--- Exercise directions ---
Give a verbatim copy of the lines below, minus the pictures.
———
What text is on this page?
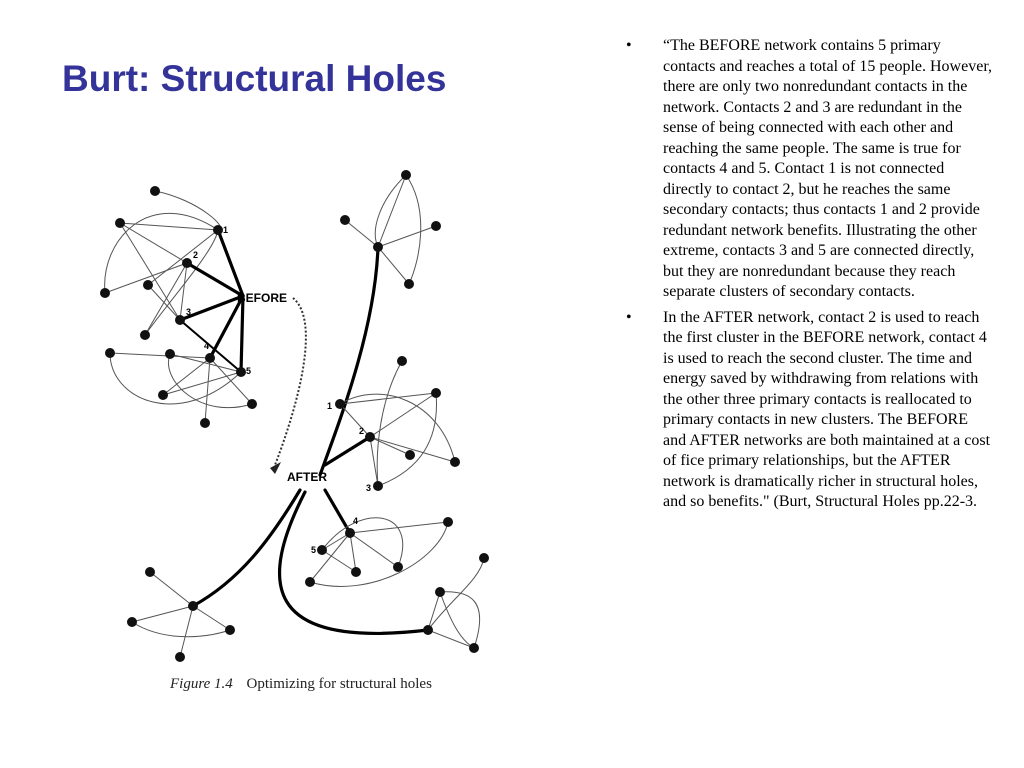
Burt: Structural Holes
BEFORE
AFTER
1
2
3
4
5
1
2
3
4
5
Figure 1.4 Optimizing for structural holes
• “The BEFORE network contains 5 primary contacts and reaches a total of 15 people. However, there are only two nonredundant contacts in the network. Contacts 2 and 3 are redundant in the sense of being connected with each other and reaching the same people. The same is true for contacts 4 and 5. Contact 1 is not connected directly to contact 2, but he reaches the same secondary contacts; thus contacts 1 and 2 provide redundant network benefits. Illustrating the other extreme, contacts 3 and 5 are connected directly, but they are nonredundant because they reach separate clusters of secondary contacts.
• In the AFTER network, contact 2 is used to reach the first cluster in the BEFORE network, contact 4 is used to reach the second cluster. The time and energy saved by withdrawing from relations with the other three primary contacts is reallocated to primary contacts in new clusters. The BEFORE and AFTER networks are both maintained at a cost of fice primary relationships, but the AFTER network is dramatically richer in structural holes, and so benefits." (Burt, Structural Holes pp.22-3.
———
--- Solution ---
What text is on this page?
Burt: Structural Holes
BEFORE
AFTER
1
2
3
4
5
1
2
3
4
5
Figure 1.4 Optimizing for structural holes
• “The BEFORE network contains 5 primary contacts and reaches a total of 15 people. However, there are only two nonredundant contacts in the network. Contacts 2 and 3 are redundant in the sense of being connected with each other and reaching the same people. The same is true for contacts 4 and 5. Contact 1 is not connected directly to contact 2, but he reaches the same secondary contacts; thus contacts 1 and 2 provide redundant network benefits. Illustrating the other extreme, contacts 3 and 5 are connected directly, but they are nonredundant because they reach separate clusters of secondary contacts.
• In the AFTER network, contact 2 is used to reach the first cluster in the BEFORE network, contact 4 is used to reach the second cluster. The time and energy saved by withdrawing from relations with the other three primary contacts is reallocated to primary contacts in new clusters. The BEFORE and AFTER networks are both maintained at a cost of fice primary relationships, but the AFTER network is dramatically richer in structural holes, and so benefits." (Burt, Structural Holes pp.22-3.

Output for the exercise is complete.